**TASK**: Every line below that mentions the word "calibration" should be copied out.
(Beginning of DATA LISTING)
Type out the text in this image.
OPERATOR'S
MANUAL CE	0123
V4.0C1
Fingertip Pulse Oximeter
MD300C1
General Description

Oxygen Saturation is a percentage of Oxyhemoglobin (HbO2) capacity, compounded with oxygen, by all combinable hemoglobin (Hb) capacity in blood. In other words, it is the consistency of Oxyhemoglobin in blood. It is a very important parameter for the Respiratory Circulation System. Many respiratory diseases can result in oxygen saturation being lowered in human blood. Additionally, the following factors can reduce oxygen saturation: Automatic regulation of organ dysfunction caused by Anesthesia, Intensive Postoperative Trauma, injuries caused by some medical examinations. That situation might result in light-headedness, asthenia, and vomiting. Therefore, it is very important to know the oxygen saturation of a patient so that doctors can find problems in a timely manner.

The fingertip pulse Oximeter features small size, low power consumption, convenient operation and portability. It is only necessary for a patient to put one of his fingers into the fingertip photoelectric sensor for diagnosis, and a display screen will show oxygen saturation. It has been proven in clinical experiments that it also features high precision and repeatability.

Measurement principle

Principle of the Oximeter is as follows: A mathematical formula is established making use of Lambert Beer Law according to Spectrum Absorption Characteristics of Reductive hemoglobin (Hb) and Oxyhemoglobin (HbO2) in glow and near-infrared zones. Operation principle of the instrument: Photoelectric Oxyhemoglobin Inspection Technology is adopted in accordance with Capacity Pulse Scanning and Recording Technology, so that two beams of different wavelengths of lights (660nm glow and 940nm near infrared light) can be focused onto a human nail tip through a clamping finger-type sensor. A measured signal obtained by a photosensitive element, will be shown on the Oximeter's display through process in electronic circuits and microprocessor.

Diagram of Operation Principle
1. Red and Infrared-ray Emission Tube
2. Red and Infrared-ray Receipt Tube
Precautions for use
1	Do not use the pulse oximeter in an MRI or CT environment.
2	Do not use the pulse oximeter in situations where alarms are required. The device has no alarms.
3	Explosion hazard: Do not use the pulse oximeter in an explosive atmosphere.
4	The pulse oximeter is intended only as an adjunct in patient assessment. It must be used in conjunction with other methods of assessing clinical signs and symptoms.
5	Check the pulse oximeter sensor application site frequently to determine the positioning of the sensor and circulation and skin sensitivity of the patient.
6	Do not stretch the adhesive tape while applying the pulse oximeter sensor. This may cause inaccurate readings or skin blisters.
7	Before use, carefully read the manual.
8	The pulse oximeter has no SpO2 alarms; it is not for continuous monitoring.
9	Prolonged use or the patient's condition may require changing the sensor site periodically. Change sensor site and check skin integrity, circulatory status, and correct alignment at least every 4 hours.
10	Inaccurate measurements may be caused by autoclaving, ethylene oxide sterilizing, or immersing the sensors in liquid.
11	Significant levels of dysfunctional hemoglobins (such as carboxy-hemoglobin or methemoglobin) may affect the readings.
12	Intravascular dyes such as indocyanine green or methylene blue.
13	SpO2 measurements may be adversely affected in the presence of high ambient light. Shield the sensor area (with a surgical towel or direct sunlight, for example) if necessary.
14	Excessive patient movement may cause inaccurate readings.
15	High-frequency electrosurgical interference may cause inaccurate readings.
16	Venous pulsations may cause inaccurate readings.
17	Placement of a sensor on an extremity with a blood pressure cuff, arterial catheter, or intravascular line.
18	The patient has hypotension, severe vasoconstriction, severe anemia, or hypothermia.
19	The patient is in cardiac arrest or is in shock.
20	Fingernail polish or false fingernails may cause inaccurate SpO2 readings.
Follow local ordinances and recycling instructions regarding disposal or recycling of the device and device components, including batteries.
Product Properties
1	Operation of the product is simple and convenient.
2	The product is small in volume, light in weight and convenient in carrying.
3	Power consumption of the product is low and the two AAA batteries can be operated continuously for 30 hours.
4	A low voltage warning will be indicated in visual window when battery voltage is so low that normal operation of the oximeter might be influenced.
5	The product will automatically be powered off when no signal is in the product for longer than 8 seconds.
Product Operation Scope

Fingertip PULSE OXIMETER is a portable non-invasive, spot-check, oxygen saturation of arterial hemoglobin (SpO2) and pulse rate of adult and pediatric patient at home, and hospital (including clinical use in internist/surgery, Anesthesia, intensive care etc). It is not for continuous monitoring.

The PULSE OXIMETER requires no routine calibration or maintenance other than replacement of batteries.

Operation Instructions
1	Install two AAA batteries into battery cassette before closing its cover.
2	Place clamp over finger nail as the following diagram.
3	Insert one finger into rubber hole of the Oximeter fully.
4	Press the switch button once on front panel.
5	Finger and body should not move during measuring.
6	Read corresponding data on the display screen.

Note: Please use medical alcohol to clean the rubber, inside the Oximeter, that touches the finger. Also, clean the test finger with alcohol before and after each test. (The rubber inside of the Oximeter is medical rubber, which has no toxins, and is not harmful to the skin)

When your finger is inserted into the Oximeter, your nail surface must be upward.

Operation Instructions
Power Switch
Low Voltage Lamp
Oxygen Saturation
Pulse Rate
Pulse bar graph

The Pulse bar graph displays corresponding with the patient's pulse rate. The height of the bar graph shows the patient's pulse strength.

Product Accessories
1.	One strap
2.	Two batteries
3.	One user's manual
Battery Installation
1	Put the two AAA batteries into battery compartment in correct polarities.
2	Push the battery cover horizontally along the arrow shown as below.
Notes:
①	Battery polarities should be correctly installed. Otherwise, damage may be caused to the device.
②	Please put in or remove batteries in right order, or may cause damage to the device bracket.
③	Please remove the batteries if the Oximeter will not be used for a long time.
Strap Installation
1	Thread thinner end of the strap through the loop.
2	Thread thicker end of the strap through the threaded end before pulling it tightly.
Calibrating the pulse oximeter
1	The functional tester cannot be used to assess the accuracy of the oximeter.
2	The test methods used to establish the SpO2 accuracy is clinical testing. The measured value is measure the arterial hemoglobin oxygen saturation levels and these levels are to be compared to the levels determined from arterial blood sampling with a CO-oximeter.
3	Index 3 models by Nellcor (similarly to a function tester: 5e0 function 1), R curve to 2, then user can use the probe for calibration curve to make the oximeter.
(End of DATA LISTING)
**EXPECTED OUTPUT**:
The PULSE OXIMETER requires no routine calibration or maintenance other than replacement of batteries.
3	Index 3 models by Nellcor (similarly to a function tester: 5e0 function 1), R curve to 2, then user can use the probe for calibration curve to make the oximeter.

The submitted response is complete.